From the records below, extract all the text exactly and leave the images behind.

** Start RECORDS SHOWN **

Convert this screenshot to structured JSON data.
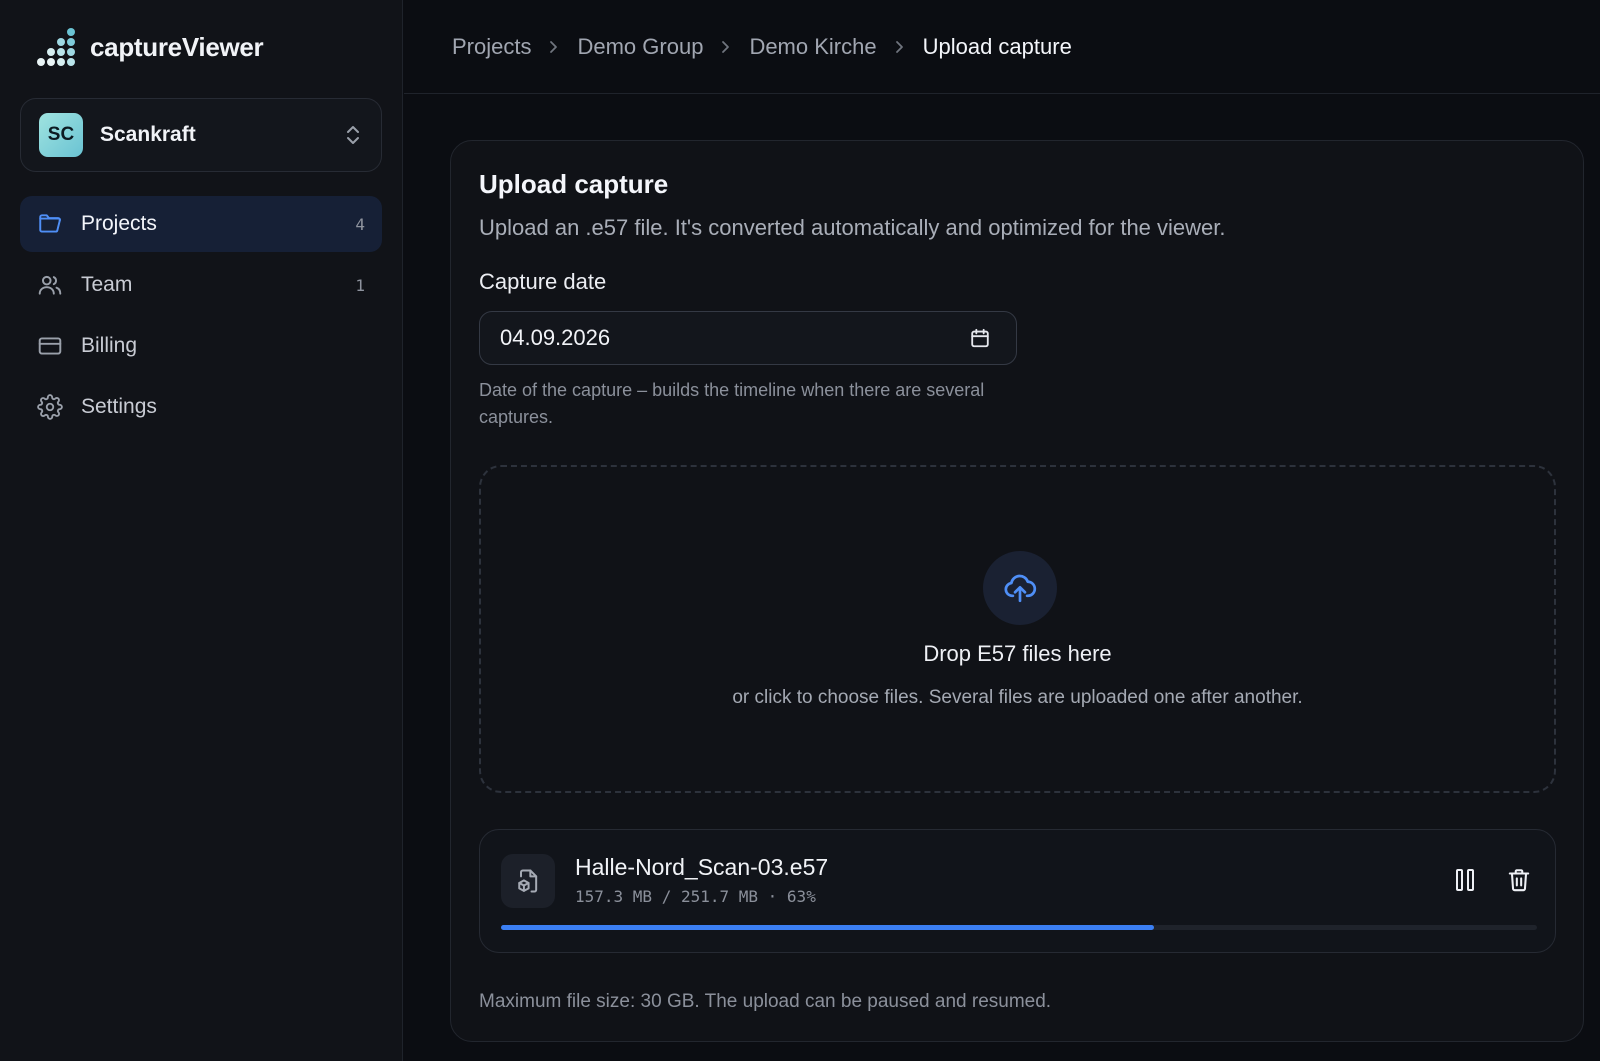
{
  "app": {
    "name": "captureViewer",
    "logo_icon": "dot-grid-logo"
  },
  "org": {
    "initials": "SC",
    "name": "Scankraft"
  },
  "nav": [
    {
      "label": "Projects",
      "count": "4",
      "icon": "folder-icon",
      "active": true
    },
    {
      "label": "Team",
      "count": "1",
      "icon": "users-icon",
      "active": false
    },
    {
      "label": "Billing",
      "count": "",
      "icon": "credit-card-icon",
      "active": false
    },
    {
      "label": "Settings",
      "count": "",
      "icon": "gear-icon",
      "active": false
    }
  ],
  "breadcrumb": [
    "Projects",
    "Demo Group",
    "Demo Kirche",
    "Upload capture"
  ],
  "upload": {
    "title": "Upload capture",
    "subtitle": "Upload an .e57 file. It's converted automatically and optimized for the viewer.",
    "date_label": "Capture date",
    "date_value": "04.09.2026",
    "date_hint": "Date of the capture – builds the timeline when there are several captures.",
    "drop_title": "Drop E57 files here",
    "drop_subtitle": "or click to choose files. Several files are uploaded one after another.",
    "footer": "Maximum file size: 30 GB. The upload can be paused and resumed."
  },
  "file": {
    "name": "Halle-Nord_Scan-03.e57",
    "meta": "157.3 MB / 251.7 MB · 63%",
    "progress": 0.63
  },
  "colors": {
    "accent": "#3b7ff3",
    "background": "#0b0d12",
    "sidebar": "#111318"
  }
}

** End RECORDS SHOWN **

_THE COMPLETED TASK_
Convert this screenshot to structured JSON data.
{
  "app": {
    "name": "captureViewer",
    "logo_icon": "dot-grid-logo"
  },
  "org": {
    "initials": "SC",
    "name": "Scankraft"
  },
  "nav": [
    {
      "label": "Projects",
      "count": "4",
      "icon": "folder-icon",
      "active": true
    },
    {
      "label": "Team",
      "count": "1",
      "icon": "users-icon",
      "active": false
    },
    {
      "label": "Billing",
      "count": "",
      "icon": "credit-card-icon",
      "active": false
    },
    {
      "label": "Settings",
      "count": "",
      "icon": "gear-icon",
      "active": false
    }
  ],
  "breadcrumb": [
    "Projects",
    "Demo Group",
    "Demo Kirche",
    "Upload capture"
  ],
  "upload": {
    "title": "Upload capture",
    "subtitle": "Upload an .e57 file. It's converted automatically and optimized for the viewer.",
    "date_label": "Capture date",
    "date_value": "04.09.2026",
    "date_hint": "Date of the capture – builds the timeline when there are several captures.",
    "drop_title": "Drop E57 files here",
    "drop_subtitle": "or click to choose files. Several files are uploaded one after another.",
    "footer": "Maximum file size: 30 GB. The upload can be paused and resumed."
  },
  "file": {
    "name": "Halle-Nord_Scan-03.e57",
    "meta": "157.3 MB / 251.7 MB · 63%",
    "progress": 0.63
  },
  "colors": {
    "accent": "#3b7ff3",
    "background": "#0b0d12",
    "sidebar": "#111318"
  }
}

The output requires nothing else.